— START —
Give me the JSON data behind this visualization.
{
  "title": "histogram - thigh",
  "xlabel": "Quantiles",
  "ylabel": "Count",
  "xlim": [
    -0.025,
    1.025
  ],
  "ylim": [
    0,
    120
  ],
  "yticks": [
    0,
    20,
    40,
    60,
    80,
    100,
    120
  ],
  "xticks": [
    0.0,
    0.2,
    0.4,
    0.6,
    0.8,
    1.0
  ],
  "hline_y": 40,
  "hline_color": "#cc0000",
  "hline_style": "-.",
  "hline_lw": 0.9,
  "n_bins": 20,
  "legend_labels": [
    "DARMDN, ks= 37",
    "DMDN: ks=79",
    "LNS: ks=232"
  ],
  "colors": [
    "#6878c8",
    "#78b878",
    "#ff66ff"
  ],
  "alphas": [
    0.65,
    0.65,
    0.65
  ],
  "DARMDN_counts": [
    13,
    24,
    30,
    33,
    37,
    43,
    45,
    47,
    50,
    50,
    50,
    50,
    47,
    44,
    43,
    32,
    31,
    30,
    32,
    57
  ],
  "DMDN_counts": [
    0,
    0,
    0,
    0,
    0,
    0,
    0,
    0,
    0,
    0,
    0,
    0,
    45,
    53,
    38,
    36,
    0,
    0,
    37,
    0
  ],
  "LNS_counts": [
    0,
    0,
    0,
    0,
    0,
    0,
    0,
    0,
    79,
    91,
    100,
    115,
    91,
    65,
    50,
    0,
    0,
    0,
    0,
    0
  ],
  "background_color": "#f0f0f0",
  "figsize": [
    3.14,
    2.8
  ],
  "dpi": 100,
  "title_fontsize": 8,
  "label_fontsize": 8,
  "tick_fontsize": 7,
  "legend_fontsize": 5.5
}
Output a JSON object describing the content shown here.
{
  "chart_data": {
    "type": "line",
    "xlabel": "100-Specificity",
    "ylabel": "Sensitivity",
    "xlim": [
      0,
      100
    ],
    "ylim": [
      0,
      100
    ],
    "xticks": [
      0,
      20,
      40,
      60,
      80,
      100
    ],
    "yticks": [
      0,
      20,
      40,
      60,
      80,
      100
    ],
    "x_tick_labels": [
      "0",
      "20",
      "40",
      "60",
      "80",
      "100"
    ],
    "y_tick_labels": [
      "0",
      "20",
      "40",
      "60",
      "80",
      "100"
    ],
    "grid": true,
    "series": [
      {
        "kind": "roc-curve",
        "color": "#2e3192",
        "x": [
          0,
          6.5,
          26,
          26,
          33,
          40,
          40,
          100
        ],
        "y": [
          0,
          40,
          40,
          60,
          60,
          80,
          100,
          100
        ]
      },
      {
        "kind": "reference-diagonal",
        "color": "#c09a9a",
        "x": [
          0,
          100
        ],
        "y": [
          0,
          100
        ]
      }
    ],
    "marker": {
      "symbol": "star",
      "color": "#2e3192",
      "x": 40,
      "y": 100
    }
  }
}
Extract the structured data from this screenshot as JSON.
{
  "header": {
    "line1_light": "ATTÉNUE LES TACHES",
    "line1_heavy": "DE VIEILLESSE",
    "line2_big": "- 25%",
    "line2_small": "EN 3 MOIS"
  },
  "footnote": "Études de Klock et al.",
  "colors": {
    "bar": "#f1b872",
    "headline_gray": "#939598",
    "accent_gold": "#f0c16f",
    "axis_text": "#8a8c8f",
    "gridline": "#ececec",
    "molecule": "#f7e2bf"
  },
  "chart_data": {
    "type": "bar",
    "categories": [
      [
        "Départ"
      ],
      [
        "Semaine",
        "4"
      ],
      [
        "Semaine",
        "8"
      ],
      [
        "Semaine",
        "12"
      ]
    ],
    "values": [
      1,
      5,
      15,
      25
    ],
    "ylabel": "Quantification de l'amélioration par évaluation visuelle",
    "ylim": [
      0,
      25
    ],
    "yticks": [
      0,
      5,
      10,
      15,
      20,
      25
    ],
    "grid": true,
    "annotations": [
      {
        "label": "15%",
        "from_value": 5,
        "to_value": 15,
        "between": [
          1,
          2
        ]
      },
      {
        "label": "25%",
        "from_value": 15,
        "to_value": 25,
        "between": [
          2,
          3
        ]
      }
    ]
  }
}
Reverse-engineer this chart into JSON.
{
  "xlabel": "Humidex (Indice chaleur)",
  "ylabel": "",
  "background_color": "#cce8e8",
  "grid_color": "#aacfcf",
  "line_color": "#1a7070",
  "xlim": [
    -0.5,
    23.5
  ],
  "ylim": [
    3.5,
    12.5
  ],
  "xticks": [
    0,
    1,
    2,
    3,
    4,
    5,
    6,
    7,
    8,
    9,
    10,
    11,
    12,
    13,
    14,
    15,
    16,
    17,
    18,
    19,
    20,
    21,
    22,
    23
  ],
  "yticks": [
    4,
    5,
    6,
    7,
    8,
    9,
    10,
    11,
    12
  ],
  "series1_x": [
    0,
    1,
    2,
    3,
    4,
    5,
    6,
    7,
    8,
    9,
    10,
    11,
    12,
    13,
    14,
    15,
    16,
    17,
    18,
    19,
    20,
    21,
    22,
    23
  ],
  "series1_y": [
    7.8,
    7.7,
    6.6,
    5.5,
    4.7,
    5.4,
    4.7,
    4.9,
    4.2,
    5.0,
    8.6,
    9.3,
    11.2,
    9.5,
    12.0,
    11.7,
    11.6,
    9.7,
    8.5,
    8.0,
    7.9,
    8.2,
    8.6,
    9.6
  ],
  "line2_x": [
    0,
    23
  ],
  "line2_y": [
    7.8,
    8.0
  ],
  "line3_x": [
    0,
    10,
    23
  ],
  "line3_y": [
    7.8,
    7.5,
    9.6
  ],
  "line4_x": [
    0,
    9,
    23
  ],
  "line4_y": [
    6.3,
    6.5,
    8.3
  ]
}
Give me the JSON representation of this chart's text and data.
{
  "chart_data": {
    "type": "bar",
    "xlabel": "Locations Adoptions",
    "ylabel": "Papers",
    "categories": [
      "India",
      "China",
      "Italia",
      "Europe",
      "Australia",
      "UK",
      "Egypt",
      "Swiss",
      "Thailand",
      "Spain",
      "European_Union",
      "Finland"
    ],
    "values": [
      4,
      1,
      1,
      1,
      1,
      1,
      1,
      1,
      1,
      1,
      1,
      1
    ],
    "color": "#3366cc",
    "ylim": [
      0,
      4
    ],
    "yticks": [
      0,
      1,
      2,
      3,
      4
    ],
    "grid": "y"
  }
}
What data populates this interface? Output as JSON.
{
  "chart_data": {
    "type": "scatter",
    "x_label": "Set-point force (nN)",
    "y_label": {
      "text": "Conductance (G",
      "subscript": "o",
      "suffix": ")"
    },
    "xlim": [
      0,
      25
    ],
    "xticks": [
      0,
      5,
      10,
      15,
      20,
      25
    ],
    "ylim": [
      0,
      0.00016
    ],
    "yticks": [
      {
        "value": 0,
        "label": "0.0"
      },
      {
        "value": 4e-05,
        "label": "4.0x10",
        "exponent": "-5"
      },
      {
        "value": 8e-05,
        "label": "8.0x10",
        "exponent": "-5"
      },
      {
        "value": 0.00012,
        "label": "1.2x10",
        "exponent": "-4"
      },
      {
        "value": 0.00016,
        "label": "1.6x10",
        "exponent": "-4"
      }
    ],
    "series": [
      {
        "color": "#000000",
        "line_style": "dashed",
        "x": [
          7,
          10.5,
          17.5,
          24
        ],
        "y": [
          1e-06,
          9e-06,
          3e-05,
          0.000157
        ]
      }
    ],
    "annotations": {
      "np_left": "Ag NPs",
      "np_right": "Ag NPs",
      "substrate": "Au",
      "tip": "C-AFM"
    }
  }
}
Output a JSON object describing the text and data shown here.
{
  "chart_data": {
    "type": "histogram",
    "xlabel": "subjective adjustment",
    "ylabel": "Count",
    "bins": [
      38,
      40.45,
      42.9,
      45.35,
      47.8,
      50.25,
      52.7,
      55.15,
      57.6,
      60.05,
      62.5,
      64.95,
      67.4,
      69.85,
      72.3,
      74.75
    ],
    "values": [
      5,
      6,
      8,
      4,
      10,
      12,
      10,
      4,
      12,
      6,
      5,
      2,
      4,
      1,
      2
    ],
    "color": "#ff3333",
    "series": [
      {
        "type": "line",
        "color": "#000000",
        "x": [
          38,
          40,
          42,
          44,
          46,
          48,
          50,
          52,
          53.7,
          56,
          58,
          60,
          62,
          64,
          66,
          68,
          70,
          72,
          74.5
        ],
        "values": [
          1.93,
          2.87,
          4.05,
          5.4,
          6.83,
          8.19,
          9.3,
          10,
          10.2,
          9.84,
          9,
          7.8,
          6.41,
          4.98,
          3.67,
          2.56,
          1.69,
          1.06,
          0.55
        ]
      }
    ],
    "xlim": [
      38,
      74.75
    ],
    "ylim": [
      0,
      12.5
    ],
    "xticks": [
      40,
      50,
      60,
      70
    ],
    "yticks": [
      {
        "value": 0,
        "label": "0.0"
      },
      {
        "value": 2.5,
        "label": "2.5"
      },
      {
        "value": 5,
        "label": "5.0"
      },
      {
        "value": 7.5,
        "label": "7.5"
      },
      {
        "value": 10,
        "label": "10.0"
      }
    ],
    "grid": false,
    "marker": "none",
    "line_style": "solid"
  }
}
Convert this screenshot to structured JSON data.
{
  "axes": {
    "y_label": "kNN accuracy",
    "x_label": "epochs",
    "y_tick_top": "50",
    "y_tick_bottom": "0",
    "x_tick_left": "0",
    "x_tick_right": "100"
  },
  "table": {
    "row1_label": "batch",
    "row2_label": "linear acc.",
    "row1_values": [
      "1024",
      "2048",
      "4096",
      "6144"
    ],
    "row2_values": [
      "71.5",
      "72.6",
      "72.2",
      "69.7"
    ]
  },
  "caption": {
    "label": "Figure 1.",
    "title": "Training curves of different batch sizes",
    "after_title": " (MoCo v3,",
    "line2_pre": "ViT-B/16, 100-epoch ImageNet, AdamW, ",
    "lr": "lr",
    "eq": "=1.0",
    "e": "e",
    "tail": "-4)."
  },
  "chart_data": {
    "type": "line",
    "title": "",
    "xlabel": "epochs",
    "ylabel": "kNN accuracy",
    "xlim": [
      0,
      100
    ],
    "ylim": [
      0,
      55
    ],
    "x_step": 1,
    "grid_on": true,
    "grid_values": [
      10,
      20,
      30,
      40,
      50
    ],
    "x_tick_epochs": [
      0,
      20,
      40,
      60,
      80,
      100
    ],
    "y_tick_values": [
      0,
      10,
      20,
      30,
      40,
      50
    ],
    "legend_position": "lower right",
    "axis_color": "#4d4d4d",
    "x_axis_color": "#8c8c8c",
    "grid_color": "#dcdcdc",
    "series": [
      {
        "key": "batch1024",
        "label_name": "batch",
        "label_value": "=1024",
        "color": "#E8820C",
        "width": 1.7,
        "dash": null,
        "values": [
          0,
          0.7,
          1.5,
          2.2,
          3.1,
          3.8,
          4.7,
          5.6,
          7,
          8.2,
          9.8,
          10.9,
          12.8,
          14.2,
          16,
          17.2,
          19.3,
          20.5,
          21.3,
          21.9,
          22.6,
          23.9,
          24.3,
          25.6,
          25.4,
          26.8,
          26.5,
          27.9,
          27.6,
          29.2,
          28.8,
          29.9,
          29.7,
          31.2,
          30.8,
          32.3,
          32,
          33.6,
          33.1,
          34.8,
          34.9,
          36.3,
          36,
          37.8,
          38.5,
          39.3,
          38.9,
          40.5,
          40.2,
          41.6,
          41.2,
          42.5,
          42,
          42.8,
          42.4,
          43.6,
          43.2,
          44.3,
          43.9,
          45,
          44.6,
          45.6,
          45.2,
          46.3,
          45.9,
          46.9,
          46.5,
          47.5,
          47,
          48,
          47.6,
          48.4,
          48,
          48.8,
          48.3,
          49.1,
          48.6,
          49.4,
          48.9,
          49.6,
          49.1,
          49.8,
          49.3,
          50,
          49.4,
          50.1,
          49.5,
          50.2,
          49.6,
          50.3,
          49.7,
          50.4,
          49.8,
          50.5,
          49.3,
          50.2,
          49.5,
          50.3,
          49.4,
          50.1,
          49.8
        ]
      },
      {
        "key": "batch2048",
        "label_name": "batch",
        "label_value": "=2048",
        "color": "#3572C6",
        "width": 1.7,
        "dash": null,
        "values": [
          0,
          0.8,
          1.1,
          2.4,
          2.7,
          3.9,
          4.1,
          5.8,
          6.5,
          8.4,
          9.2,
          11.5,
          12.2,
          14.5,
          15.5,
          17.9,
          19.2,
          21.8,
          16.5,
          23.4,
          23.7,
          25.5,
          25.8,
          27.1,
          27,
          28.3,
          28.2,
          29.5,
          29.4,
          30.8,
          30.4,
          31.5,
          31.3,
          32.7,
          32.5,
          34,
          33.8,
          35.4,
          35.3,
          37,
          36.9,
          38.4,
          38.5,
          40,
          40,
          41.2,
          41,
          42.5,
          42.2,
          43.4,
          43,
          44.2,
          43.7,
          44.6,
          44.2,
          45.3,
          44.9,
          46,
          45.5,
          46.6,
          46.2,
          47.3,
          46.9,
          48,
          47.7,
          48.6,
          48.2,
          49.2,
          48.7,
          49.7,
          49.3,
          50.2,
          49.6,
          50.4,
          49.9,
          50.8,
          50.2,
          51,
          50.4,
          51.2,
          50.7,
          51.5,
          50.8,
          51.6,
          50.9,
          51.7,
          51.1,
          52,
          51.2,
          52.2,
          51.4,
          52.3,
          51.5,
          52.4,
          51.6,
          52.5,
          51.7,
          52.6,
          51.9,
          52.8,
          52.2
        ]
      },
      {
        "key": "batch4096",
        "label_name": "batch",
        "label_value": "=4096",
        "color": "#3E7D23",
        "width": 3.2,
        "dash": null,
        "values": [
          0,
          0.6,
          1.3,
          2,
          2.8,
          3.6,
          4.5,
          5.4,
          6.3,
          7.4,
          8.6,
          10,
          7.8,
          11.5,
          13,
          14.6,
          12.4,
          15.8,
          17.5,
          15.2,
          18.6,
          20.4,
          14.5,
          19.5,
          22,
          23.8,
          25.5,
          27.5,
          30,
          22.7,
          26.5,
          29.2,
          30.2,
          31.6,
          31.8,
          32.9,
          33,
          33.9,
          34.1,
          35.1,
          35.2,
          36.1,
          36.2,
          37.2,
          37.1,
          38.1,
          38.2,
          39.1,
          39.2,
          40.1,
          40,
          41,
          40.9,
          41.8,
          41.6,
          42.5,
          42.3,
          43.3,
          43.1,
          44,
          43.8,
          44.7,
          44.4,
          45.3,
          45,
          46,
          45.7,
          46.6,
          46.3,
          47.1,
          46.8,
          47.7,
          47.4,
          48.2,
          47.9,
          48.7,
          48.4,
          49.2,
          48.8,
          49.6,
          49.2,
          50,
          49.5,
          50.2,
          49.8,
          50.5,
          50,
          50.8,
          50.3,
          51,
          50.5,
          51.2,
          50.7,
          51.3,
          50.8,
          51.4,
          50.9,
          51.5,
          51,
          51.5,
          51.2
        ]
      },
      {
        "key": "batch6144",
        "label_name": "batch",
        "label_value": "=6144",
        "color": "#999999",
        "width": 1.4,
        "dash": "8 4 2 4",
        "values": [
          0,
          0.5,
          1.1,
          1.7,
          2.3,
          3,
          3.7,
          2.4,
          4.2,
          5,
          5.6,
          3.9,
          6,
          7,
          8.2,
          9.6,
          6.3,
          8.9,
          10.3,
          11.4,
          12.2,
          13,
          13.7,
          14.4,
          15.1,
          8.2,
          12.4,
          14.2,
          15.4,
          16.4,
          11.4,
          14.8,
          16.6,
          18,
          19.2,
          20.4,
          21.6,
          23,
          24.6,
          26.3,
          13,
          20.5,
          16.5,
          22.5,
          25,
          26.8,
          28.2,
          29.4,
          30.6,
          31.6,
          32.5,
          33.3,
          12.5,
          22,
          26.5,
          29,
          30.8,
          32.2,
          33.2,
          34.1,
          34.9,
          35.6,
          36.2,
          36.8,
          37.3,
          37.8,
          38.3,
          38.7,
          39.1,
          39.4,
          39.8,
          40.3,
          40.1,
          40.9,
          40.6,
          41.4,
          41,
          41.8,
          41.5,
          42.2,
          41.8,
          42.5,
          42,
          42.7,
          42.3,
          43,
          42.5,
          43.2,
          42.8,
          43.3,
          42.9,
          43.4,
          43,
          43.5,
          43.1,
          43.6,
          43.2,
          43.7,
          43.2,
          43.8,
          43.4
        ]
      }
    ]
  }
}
— END —
Exercise details -> Copy out every line from the material above in which the word "Give" appears.

Completed exercise ->
Give me the JSON data behind this visualization.
Give me the JSON representation of this chart's text and data.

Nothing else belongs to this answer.